*TASKS AND EXERCISES*:
- a) In the thread on bird sound recognition, which bird does Merlin sometimes report when a red-eyed vireo is singing?
- b) Write out word for word the passage of the thread on bird sound recognition between "The AI program" and "even able to).", inclusive.

The AI program for recognizing bird vocalizations, Merlin, is available on your phone. It's really changed how birding is done. It will detect and identify the species of birds in real time as you are walking around, often before you yourself recognize them (if you are even able to).
I've found it to be quite accurate here in upstate NY, with a few recognizable exceptions. In particular, sometimes it seems to think it's hearing a blue-headed vireo when a red-eyed vireo is singing. Also, it sometimes misreports yellow-rumped warblers.
How about an amplifier connected directly into the Merlin bird app’s always listening mode. You don’t even have to review the files. You’ll just get a list of all the birds it has picked up. Birdnet is probably the same API Merlin uses.
I'd be interested to hear more about this. I came close to working on a similar setup but the primary limitations were power and data connections. We figured we'd either need a manual rotation of batteries and storage, or maybe buried PoE to handle both. We never got past the initial concept
Our slow-but-steady concept is down the batteries and storage fork in the road you lay out. Some areas are too remote for infrastructure, so we just revisit and change batteries and cards periodically.
We use dedicated trailcam-like recorders that drop `.wav` files to a 256GB SD card for a few months on four "C" size batteries. Several sites are very remote (islands separated from mainland by several miles), and recordings are scheduled for only 6 hours per day according to the study's focus.
It's using a cheap (0.40c) sound card, but personally I choose to have high quality mics (primo em272 mic capsules, used in high quality parabolic systems.

*THE DATA*:
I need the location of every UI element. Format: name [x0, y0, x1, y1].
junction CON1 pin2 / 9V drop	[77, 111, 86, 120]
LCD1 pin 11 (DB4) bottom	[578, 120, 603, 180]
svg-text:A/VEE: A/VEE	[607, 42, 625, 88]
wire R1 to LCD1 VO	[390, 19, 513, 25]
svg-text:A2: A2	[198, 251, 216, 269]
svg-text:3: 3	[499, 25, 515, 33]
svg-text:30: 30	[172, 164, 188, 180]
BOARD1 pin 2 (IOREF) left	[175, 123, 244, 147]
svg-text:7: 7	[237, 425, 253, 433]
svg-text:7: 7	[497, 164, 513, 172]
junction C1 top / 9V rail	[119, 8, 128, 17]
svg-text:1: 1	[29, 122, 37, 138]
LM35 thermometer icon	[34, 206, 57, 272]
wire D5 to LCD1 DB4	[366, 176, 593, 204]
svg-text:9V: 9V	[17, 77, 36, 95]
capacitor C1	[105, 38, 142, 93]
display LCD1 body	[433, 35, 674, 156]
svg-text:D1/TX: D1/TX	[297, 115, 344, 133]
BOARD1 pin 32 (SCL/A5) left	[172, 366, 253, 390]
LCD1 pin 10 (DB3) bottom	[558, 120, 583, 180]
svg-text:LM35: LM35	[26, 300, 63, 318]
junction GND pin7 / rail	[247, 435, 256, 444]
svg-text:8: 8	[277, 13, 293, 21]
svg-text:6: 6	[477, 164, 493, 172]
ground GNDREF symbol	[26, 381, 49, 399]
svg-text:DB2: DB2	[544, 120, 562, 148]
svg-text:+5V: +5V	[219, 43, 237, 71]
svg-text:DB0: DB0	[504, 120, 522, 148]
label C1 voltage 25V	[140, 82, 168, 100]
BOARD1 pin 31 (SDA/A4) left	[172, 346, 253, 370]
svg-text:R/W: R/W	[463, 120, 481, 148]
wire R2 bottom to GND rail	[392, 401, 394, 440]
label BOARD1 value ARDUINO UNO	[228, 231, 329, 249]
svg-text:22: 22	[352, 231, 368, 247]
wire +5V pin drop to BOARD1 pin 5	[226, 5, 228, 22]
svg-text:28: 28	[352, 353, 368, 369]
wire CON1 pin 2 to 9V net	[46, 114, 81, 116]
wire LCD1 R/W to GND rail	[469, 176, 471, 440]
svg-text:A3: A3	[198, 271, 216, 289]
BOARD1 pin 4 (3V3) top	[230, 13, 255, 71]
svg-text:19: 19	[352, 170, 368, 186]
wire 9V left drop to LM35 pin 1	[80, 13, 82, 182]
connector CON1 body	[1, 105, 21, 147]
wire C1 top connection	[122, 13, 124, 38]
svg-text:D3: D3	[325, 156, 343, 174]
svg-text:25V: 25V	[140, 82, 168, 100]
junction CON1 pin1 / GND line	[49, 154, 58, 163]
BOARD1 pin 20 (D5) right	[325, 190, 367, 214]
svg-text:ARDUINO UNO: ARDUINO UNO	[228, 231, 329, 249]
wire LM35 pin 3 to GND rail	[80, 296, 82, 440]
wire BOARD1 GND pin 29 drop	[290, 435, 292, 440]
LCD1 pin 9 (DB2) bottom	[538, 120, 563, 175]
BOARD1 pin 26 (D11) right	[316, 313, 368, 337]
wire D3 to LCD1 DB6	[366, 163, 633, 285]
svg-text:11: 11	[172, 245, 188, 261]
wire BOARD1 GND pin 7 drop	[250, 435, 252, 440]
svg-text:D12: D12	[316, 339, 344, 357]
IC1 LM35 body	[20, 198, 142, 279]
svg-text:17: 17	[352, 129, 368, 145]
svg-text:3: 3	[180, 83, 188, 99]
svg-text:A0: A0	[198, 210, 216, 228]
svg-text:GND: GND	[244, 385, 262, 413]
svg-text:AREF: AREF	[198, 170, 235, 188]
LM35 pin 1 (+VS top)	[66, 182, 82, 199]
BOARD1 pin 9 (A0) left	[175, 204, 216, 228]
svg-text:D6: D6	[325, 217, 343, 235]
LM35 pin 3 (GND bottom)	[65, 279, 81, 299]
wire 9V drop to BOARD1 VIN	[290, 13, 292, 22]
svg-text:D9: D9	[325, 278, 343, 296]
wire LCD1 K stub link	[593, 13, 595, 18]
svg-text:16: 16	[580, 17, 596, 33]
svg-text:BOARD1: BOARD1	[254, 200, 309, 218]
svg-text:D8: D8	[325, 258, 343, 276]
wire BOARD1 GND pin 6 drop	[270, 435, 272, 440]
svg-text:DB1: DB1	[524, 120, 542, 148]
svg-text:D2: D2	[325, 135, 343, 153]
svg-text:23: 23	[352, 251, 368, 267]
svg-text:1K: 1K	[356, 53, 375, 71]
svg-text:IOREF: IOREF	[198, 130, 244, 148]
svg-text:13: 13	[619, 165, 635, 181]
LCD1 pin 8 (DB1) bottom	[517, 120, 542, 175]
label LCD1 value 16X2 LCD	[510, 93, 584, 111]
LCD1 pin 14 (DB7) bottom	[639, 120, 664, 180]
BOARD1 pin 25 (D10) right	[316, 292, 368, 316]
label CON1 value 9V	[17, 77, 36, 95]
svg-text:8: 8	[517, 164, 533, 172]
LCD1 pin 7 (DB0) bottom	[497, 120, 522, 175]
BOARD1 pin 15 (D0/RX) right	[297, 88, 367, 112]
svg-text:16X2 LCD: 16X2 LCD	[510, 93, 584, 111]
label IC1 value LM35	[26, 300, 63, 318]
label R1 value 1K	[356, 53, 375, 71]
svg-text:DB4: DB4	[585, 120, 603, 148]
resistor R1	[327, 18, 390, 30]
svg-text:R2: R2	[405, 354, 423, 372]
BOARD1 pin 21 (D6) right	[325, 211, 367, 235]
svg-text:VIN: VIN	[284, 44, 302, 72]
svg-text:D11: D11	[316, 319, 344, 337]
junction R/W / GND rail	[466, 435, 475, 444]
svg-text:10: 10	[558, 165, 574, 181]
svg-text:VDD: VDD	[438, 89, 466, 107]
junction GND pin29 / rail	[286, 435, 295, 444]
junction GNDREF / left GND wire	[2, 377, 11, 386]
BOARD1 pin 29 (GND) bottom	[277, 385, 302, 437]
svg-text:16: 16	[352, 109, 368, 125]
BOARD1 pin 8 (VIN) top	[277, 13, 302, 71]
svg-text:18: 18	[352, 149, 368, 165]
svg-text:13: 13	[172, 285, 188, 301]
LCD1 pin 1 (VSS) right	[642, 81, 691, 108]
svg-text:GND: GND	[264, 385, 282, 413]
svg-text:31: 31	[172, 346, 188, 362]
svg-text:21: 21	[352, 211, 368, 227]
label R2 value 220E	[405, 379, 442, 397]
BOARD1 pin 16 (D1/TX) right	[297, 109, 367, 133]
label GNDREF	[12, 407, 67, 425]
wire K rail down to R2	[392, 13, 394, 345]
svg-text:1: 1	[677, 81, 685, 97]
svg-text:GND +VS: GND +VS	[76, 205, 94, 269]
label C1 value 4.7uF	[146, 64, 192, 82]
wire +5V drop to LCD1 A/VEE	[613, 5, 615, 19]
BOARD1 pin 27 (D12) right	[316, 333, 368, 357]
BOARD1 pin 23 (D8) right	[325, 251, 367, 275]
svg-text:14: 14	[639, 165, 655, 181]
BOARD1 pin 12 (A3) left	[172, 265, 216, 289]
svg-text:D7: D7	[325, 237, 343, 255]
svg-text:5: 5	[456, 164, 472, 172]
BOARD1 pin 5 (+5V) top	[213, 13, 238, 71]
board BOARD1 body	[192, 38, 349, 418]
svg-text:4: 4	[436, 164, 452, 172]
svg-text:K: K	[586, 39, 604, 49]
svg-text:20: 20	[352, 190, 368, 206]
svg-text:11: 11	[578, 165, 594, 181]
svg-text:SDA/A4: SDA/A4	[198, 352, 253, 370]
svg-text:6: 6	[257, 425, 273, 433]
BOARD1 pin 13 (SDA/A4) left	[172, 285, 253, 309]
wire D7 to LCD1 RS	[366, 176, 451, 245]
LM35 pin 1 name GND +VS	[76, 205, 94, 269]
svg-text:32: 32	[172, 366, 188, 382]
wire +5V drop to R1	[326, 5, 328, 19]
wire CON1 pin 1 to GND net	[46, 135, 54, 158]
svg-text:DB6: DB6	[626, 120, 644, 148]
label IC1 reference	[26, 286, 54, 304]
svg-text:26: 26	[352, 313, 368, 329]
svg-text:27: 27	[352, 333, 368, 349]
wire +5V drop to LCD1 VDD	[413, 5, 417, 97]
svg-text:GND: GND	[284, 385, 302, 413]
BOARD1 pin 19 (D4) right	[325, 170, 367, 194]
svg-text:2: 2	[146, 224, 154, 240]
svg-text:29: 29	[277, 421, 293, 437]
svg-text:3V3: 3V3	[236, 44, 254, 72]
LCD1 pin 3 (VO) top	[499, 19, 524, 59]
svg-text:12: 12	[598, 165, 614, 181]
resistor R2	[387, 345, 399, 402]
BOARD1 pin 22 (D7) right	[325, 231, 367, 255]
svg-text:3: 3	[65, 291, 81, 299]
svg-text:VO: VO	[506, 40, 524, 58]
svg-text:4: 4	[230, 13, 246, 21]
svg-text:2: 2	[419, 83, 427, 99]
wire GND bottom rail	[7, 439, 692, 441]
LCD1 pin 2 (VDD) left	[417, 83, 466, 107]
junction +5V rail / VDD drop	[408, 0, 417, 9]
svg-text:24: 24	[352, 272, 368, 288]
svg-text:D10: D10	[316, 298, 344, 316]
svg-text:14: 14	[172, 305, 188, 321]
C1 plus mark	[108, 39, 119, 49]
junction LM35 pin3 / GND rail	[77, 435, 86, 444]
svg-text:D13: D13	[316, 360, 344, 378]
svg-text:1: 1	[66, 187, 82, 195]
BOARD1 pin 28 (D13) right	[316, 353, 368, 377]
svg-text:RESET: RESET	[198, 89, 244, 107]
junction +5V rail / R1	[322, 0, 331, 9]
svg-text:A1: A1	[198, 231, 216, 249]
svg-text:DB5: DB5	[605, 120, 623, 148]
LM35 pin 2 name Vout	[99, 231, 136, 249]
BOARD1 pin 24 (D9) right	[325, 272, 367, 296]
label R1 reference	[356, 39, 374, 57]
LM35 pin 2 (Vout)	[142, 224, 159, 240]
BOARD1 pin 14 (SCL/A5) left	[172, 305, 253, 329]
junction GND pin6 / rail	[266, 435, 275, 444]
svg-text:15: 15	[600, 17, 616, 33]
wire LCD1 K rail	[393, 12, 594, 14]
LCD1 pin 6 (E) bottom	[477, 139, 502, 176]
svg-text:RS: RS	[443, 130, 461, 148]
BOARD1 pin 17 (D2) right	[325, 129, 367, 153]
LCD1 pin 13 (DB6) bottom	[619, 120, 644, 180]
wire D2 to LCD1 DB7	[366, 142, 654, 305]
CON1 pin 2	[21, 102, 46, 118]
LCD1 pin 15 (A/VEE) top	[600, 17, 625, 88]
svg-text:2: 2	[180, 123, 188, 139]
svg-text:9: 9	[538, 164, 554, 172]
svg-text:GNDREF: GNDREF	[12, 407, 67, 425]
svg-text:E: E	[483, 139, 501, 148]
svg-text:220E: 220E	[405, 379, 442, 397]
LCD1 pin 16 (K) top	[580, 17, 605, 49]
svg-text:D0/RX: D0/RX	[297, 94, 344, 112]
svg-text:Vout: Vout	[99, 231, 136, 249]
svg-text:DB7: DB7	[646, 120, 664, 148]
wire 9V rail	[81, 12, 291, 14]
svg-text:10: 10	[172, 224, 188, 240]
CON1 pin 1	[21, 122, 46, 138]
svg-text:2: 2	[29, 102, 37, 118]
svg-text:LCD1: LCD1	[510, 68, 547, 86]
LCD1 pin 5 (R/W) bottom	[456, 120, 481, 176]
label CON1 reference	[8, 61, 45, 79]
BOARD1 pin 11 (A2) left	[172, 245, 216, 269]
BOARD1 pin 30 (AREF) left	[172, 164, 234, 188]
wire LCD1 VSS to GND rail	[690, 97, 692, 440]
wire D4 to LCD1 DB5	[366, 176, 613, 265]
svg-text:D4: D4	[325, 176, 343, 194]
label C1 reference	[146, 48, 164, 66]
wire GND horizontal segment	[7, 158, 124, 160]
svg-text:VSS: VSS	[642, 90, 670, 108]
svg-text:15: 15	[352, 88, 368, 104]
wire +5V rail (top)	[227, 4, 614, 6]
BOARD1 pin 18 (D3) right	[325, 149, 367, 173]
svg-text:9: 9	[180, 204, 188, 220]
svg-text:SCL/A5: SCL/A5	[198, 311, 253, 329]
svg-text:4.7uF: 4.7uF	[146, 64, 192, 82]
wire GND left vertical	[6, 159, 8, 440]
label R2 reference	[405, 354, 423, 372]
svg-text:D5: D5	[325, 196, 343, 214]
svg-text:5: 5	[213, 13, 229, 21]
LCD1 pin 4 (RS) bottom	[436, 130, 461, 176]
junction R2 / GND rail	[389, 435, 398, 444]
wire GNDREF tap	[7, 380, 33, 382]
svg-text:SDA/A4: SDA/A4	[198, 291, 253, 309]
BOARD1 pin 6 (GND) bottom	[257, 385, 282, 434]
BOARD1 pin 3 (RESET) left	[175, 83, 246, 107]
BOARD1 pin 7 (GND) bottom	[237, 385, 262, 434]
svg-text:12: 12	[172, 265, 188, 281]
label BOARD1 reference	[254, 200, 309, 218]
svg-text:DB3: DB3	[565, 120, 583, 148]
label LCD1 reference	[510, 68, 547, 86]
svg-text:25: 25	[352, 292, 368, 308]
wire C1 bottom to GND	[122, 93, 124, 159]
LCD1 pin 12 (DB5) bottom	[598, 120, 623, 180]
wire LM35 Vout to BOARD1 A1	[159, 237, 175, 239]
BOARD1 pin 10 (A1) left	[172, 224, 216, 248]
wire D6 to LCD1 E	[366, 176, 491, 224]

*SOLUTIONS IN ORDER*:
- a) A blue-headed vireo.

- b)
The AI program for recognizing bird vocalizations, Merlin, is available on your phone. It's really changed how birding is done. It will detect and identify the species of birds in real time as you are walking around, often before you yourself recognize them (if you are even able to).